Description of the task:
Reproduce the stretch of the article below on the German court's LAION ruling from "The case was" through "to copyright infringement.", word for word.

Excerpted text:
--- Begin ---
German Court: LAION’s Generative AI Training Dataset Is Legal Thanks To EU Copyright Exceptions

from the one-good-ruling dept

Fri, Oct 25th 2024 01:30pm - Glyn Moody

The copyright world is currently trying to assert its control over the new world of generative AI through a number of lawsuits, several of which have been discussed previously on Walled Culture. We now have our first decision in this area, from the regional court in Hamburg. Andres Guadamuz has provided an excellent detailed analysis of a ruling that is important for the German judges’ discussion of how EU copyright law applies to various aspects of generative AI. The case concerns the freely-available dataset from LAION (Large-scale Artificial Intelligence Open Network), a German non-profit. As the LAION FAQ says: “LAION datasets are simply indexes to the internet, i.e. lists of URLs to the original images together with the ALT texts found linked to those images.” Guadamuz explains:

The case was brought by German photographer Robert Kneschke, who found that some of his photographs had been included in the LAION dataset. He requested the images to be removed, but LAION argued that they had no images, only links to where the images could be found online. Kneschke argued that the process of collecting the dataset had included making copies of the images to extract information, and that this amounted to copyright infringement.
--- End ---
Extracted material:
--- Begin ---
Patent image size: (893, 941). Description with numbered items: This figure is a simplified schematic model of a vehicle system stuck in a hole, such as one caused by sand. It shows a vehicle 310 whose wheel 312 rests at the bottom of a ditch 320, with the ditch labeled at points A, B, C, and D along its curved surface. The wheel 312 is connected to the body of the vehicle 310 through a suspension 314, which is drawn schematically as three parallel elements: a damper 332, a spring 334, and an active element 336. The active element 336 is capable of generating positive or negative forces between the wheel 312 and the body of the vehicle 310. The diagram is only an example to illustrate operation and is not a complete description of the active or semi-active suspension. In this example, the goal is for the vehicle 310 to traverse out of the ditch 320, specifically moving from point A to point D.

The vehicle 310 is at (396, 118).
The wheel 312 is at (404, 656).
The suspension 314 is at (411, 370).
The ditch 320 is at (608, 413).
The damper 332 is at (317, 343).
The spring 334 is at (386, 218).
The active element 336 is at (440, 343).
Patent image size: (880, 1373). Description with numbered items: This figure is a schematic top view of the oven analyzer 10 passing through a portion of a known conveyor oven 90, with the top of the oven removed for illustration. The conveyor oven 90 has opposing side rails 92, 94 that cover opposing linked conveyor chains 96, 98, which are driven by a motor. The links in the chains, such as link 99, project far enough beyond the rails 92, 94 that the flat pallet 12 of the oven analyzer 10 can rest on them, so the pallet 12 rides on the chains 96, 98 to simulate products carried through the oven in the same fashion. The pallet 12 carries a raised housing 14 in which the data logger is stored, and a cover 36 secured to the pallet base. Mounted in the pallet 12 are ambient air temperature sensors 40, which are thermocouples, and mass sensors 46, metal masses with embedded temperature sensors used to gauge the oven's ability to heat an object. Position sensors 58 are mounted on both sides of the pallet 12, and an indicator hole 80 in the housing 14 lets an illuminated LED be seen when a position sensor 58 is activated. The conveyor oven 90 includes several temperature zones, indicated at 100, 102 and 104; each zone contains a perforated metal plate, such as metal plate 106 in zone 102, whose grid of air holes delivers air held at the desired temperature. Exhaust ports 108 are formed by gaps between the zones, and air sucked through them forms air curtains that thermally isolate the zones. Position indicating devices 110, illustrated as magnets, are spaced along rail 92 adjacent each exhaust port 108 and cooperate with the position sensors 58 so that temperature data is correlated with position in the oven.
--- End ---
--- Begin ---
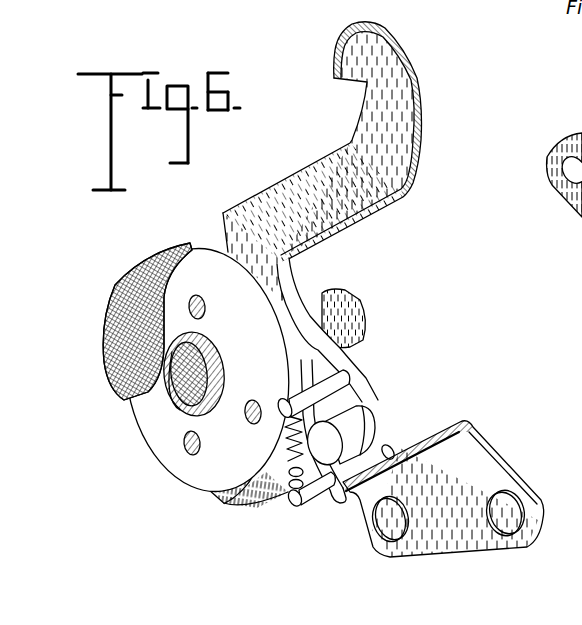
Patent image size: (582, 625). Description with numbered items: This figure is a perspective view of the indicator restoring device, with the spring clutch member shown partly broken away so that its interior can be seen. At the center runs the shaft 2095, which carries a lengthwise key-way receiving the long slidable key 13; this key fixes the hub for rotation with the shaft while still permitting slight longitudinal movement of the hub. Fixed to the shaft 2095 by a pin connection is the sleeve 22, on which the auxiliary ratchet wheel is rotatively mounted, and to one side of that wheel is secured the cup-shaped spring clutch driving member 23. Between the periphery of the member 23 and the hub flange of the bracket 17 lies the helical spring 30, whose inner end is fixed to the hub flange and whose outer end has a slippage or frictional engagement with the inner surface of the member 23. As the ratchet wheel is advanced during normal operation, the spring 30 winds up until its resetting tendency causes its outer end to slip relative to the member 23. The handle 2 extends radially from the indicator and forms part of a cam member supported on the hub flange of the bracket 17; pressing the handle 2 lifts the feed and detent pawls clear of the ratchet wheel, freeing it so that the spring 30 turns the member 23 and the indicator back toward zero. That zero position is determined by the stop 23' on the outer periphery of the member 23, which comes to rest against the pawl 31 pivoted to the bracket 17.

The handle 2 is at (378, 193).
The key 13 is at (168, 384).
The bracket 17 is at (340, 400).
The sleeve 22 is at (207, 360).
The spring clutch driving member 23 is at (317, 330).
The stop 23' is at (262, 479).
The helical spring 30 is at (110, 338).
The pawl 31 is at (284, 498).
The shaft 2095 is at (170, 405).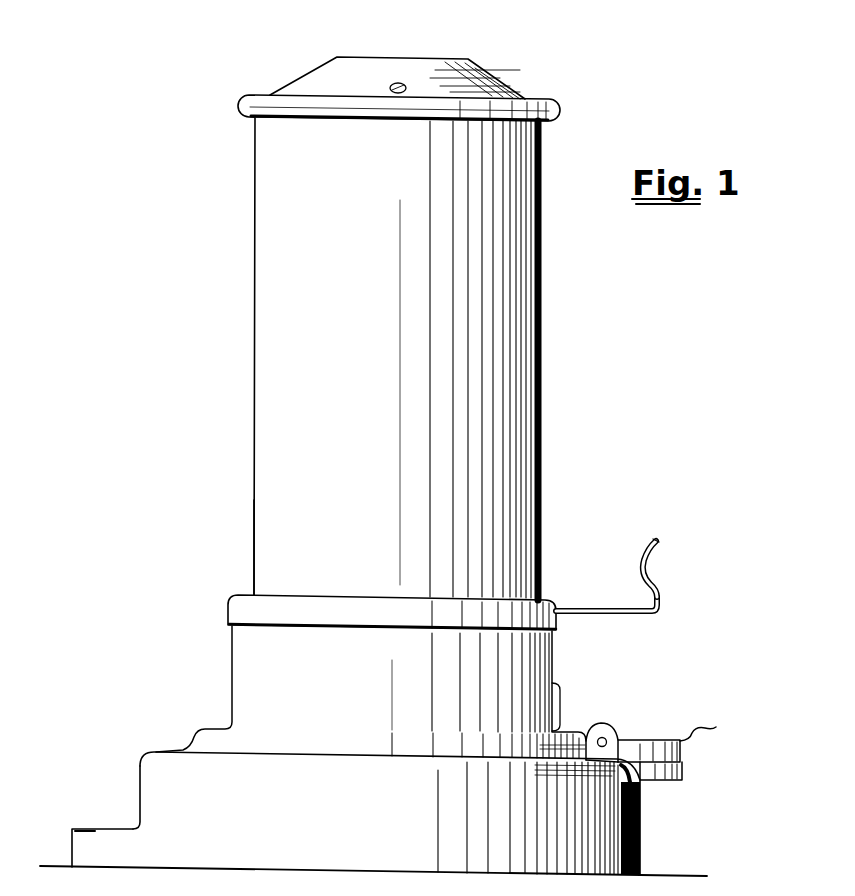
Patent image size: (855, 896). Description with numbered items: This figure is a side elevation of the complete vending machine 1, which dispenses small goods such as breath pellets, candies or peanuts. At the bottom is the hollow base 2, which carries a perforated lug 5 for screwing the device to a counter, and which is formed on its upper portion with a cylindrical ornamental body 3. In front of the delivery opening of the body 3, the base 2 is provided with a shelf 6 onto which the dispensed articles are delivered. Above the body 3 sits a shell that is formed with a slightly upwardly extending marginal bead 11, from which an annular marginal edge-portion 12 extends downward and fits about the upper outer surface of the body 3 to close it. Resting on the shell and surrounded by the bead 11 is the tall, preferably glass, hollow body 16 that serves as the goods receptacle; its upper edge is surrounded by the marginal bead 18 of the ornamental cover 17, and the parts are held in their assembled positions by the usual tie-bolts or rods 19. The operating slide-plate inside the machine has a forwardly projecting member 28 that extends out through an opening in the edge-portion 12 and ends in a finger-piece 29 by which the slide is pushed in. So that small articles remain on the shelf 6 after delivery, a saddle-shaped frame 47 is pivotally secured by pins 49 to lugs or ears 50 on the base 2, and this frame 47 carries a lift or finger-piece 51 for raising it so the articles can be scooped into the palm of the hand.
--- End ---
--- Begin ---
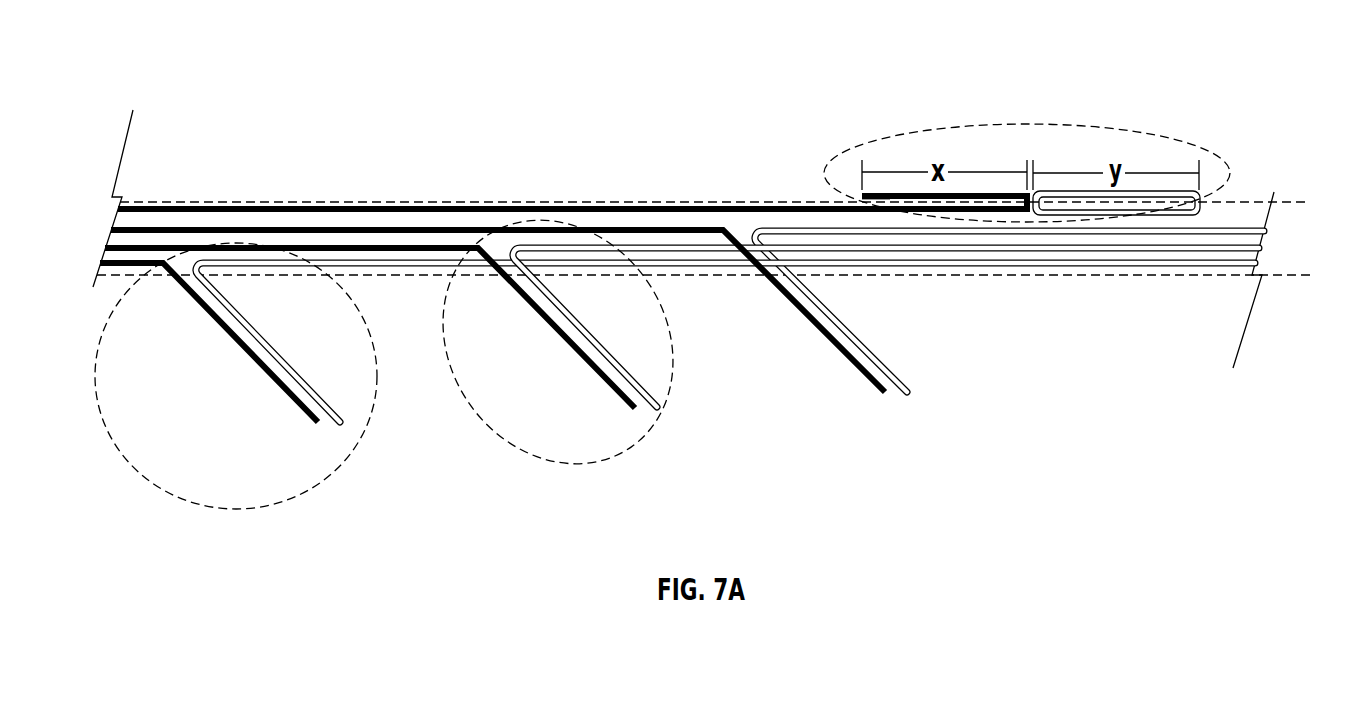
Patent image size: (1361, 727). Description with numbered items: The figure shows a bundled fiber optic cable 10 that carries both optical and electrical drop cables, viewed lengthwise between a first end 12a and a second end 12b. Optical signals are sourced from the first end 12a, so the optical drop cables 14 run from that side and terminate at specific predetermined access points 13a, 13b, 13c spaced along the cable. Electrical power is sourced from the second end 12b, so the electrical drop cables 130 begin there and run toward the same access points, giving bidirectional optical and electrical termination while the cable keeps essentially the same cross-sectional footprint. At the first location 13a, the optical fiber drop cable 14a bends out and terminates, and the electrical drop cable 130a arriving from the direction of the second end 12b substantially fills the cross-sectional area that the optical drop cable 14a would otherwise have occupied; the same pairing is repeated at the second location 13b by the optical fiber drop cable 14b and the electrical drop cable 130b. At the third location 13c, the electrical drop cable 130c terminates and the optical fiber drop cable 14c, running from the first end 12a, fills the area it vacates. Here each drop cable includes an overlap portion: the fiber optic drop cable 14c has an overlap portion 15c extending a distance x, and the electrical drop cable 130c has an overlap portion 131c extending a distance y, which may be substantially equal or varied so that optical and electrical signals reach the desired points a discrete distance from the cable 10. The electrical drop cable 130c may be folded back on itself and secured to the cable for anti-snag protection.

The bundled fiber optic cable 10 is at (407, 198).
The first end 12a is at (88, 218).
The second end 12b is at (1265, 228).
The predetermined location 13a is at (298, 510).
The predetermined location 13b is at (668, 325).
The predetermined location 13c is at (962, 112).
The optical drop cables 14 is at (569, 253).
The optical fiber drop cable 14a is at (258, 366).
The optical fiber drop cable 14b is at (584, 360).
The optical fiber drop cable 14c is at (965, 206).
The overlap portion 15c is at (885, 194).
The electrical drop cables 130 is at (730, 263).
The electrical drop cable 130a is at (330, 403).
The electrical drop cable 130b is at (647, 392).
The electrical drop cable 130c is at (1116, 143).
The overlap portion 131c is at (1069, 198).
--- End ---
Reply:
The case was brought by German photographer Robert Kneschke, who found that some of his photographs had been included in the LAION dataset. He requested the images to be removed, but LAION argued that they had no images, only links to where the images could be found online. Kneschke argued that the process of collecting the dataset had included making copies of the images to extract information, and that this amounted to copyright infringement.